Stored entries
>> BEGIN

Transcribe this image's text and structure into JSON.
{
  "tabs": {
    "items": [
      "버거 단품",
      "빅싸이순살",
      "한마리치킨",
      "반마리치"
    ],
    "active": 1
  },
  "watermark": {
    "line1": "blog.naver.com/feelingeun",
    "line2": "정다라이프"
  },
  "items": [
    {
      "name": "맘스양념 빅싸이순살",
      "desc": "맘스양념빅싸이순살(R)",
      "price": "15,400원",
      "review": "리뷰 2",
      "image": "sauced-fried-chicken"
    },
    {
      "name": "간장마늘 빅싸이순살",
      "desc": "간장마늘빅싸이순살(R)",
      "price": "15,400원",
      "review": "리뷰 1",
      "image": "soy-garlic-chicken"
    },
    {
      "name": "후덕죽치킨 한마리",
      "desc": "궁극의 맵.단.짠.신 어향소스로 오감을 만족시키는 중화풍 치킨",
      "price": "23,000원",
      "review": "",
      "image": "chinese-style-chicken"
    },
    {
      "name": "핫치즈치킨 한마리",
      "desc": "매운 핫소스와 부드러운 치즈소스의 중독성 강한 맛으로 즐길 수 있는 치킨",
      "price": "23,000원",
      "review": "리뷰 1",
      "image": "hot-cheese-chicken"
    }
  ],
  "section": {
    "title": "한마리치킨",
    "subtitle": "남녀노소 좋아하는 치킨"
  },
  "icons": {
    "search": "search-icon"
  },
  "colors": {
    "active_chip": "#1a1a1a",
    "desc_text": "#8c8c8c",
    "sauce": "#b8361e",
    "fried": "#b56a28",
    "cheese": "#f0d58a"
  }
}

>> END

§ Instruction
Look over the material above and show each line where "chicken" appears.

§ Exercise response
      "image": "sauced-fried-chicken"
      "image": "soy-garlic-chicken"
      "image": "chinese-style-chicken"
      "image": "hot-cheese-chicken"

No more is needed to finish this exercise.